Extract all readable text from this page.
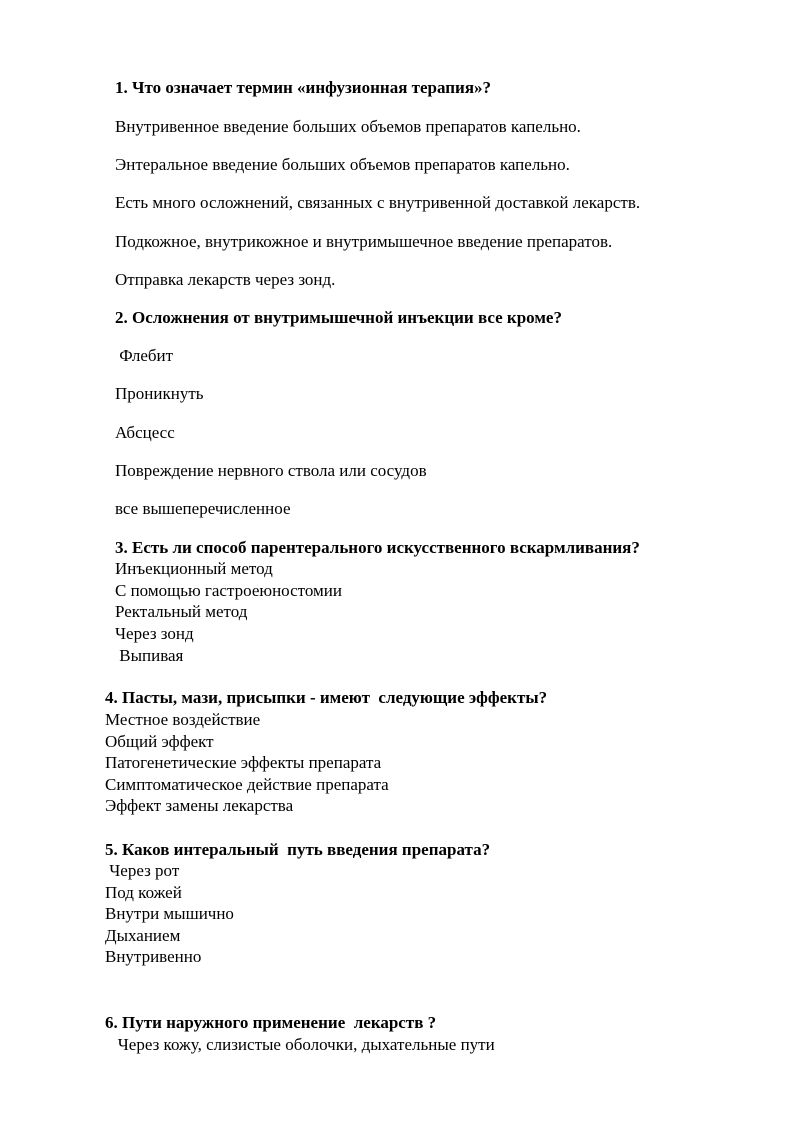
1. Что означает термин «инфузионная терапия»?
Внутривенное введение больших объемов препаратов капельно.
Энтеральное введение больших объемов препаратов капельно.
Есть много осложнений, связанных с внутривенной доставкой лекарств.
Подкожное, внутрикожное и внутримышечное введение препаратов.
Отправка лекарств через зонд.
2. Осложнения от внутримышечной инъекции все кроме?
Флебит
Проникнуть
Абсцесс
Повреждение нервного ствола или сосудов
все вышеперечисленное
3. Есть ли способ парентерального искусственного вскармливания?
Инъекционный метод
С помощью гастроеюностомии
Ректальный метод
Через зонд
Выпивая
4. Пасты, мази, присыпки - имеют  следующие эффекты?
Местное воздействие
Общий эффект
Патогенетические эффекты препарата
Симптоматическое действие препарата
Эффект замены лекарства
5. Каков интеральный  путь введения препарата?
Через рот
Под кожей
Внутри мышично
Дыханием
Внутривенно
6. Пути наружного применение  лекарств ?
Через кожу, слизистые оболочки, дыхательные пути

#####

INSTRUCTION - All of the records need repeating exactly, except for the pictures.

RESPONSE -
Extract all readable text from this page.
1. Что означает термин «инфузионная терапия»?
Внутривенное введение больших объемов препаратов капельно.
Энтеральное введение больших объемов препаратов капельно.
Есть много осложнений, связанных с внутривенной доставкой лекарств.
Подкожное, внутрикожное и внутримышечное введение препаратов.
Отправка лекарств через зонд.
2. Осложнения от внутримышечной инъекции все кроме?
Флебит
Проникнуть
Абсцесс
Повреждение нервного ствола или сосудов
все вышеперечисленное
3. Есть ли способ парентерального искусственного вскармливания?
Инъекционный метод
С помощью гастроеюностомии
Ректальный метод
Через зонд
Выпивая
4. Пасты, мази, присыпки - имеют  следующие эффекты?
Местное воздействие
Общий эффект
Патогенетические эффекты препарата
Симптоматическое действие препарата
Эффект замены лекарства
5. Каков интеральный  путь введения препарата?
Через рот
Под кожей
Внутри мышично
Дыханием
Внутривенно
6. Пути наружного применение  лекарств ?
Через кожу, слизистые оболочки, дыхательные пути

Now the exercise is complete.